PASSAGE:
============
The Xbox was a system I still wish I could have got back then. Sadly the one I had to get at the time was second-hand off ebay. Big surprise it didn't last very long at all. Mostly was still too broke-ass to get a proper one though. 

Now, the PS2? Let's see what it brought me... oh yea.

Disc read error
Sony's forced memory card famines making 8mb of memory card go for as much as $100 a piece on ebay
A useless DVD player that only killed the system faster for using it as such
A notoriously waxy/glazed over look on literally all the textures
My first one refused to read any discs at all
Unable to continue suffering through replacing games, I was forced to buy a pre-modchipped model for my second...
... whose disc drive shattered to pieces.
It took a fresh one, and replacing all the capacitors and resistors on the board to finally have a reliable unit.
It still looked like ass in 480p, and there was no uniform way to enable it on games.
It took polyphony over 6 years to finally bring something that could do more than 480p on the system...
... and unlike Naughty dog, refused to share the tricks necessary, so that nobody else could do it.
The official sony demo disc that wiped memory cards everywhere, not unlike their rootkit-enabled music CD's.
The god-awful Final Fantasy X, a.k.a. so on-rails it made _Starfox_ look like  _Grand Theft Auto 5_
MGS2, which I am convinced was Kojima trying to troll the hell out of us. Either that or an early sign that he didn't want to make games anymore.
An official Linux kit that was supported for all ofa  week before being pulled from their site.
An official Hard drive kit that was inextricably sold with the even more awful Final Fantasy XI, and supported for all of a month.
The ching-chong-y PStwo slim, whose build quality would falter simply by looking at it funny.
============
WHAT NEEDS TO BE DONE: Copy out the entire post about the PS2 word for word. The items that follow have no connection to the post about the PS2.

RAW DATA:
============
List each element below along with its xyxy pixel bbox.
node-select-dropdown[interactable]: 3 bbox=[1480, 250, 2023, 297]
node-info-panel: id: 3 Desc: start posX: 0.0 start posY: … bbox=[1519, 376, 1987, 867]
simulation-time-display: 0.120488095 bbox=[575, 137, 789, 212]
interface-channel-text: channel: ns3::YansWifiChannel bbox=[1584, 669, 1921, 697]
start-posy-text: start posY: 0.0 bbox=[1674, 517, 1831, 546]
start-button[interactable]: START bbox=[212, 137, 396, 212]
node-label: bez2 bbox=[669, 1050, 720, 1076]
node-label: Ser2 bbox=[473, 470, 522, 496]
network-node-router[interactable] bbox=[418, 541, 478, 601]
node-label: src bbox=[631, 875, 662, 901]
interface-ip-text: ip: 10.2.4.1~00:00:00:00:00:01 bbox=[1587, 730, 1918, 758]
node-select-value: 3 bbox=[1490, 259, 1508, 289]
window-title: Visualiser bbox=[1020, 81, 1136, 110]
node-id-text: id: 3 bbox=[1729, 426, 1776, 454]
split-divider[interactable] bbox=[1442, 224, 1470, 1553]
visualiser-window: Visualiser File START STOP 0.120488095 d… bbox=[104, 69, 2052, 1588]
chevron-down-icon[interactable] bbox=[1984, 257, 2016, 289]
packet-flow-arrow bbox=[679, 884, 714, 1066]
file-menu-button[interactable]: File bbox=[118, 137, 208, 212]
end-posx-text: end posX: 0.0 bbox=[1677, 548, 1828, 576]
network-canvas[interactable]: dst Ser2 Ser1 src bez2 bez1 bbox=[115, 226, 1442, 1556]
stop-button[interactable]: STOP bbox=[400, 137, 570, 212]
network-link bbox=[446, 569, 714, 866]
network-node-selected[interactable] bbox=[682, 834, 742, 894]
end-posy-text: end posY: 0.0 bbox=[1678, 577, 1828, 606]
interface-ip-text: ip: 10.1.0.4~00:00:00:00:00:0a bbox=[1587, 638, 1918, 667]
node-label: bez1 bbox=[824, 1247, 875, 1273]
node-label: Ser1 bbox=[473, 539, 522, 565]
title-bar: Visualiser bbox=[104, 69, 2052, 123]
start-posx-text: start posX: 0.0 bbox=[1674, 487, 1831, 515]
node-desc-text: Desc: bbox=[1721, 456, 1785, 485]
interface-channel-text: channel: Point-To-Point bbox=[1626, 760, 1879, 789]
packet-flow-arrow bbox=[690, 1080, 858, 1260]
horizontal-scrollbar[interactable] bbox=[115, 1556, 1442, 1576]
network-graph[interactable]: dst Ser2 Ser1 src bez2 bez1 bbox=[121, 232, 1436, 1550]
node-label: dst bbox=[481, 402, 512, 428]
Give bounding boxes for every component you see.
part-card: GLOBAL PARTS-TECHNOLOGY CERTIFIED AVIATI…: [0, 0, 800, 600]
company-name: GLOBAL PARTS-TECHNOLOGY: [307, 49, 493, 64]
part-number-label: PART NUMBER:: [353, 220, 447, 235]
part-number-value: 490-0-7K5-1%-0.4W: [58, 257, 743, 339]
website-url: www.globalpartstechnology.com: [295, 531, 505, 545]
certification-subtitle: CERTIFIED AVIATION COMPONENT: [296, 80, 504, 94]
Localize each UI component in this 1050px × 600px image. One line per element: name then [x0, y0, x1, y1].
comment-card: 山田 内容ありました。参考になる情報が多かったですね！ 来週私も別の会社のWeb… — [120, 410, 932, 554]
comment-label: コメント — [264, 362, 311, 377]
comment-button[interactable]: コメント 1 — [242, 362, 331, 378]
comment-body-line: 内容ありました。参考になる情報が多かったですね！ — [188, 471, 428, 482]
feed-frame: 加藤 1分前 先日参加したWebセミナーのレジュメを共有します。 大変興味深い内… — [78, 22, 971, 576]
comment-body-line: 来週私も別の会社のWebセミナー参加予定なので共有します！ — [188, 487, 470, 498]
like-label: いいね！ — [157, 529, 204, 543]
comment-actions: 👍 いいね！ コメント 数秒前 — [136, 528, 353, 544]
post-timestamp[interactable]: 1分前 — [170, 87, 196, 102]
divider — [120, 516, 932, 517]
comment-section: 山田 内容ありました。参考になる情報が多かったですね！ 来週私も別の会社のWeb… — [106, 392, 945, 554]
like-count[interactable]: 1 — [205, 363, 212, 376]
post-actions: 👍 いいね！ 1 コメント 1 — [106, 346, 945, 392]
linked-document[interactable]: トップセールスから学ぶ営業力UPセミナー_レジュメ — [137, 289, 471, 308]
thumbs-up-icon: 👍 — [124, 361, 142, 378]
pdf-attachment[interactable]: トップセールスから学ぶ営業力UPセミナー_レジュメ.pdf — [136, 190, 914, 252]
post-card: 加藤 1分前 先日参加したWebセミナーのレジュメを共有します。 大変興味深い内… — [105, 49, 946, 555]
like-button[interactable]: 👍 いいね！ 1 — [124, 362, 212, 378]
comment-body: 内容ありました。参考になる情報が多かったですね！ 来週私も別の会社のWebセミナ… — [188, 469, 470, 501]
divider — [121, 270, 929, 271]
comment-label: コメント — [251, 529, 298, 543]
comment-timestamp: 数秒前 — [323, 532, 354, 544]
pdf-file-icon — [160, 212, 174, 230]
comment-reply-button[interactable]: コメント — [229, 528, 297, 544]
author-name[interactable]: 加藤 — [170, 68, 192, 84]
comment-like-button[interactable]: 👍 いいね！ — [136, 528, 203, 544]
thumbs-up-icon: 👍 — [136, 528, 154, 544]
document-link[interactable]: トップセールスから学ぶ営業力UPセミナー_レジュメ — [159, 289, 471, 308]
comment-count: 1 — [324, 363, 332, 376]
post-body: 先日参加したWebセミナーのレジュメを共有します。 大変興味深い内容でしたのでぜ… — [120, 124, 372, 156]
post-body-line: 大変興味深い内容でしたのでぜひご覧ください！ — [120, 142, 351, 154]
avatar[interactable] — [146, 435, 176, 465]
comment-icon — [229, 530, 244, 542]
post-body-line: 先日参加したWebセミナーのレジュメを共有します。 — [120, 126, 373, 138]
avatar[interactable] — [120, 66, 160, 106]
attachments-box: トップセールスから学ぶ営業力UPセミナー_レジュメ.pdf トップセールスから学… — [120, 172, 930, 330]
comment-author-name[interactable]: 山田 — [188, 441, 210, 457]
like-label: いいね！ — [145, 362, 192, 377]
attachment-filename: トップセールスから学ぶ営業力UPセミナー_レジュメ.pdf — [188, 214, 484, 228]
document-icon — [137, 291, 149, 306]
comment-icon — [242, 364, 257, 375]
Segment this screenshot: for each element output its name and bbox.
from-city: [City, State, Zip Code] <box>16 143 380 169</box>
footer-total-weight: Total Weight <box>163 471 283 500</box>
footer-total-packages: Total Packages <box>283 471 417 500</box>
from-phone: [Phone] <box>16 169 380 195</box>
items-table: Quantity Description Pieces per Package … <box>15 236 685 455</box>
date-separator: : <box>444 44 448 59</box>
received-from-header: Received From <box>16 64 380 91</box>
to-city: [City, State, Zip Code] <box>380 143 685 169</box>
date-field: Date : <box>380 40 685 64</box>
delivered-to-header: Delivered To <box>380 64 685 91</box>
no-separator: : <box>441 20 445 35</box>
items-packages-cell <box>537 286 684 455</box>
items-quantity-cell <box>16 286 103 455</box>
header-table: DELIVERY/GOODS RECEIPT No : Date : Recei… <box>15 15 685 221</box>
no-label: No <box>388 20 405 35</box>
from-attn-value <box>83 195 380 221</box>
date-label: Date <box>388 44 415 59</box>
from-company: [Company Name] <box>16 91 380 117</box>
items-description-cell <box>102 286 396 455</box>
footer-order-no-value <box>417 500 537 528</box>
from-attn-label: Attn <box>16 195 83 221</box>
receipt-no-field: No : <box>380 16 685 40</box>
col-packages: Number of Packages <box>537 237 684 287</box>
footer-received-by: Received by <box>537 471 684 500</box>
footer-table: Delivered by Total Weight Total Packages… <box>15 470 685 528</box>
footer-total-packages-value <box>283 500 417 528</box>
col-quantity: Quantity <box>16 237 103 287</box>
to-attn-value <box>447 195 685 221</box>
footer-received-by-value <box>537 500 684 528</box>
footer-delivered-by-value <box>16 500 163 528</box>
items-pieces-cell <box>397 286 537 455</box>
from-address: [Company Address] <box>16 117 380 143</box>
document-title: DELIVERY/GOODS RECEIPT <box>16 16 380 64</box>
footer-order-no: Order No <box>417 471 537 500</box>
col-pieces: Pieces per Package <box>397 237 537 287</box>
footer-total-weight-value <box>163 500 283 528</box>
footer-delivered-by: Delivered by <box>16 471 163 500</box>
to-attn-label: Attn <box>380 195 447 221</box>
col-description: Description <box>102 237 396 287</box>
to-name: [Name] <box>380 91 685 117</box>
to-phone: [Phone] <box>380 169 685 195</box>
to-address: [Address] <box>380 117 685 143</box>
============
TASK RESULT:
The Xbox was a system I still wish I could have got back then. Sadly the one I had to get at the time was second-hand off ebay. Big surprise it didn't last very long at all. Mostly was still too broke-ass to get a proper one though. 

Now, the PS2? Let's see what it brought me... oh yea.

Disc read error
Sony's forced memory card famines making 8mb of memory card go for as much as $100 a piece on ebay
A useless DVD player that only killed the system faster for using it as such
A notoriously waxy/glazed over look on literally all the textures
My first one refused to read any discs at all
Unable to continue suffering through replacing games, I was forced to buy a pre-modchipped model for my second...
... whose disc drive shattered to pieces.
It took a fresh one, and replacing all the capacitors and resistors on the board to finally have a reliable unit.
It still looked like ass in 480p, and there was no uniform way to enable it on games.
It took polyphony over 6 years to finally bring something that could do more than 480p on the system...
... and unlike Naughty dog, refused to share the tricks necessary, so that nobody else could do it.
The official sony demo disc that wiped memory cards everywhere, not unlike their rootkit-enabled music CD's.
The god-awful Final Fantasy X, a.k.a. so on-rails it made _Starfox_ look like  _Grand Theft Auto 5_
MGS2, which I am convinced was Kojima trying to troll the hell out of us. Either that or an early sign that he didn't want to make games anymore.
An official Linux kit that was supported for all ofa  week before being pulled from their site.
An official Hard drive kit that was inextricably sold with the even more awful Final Fantasy XI, and supported for all of a month.
The ching-chong-y PStwo slim, whose build quality would falter simply by looking at it funny.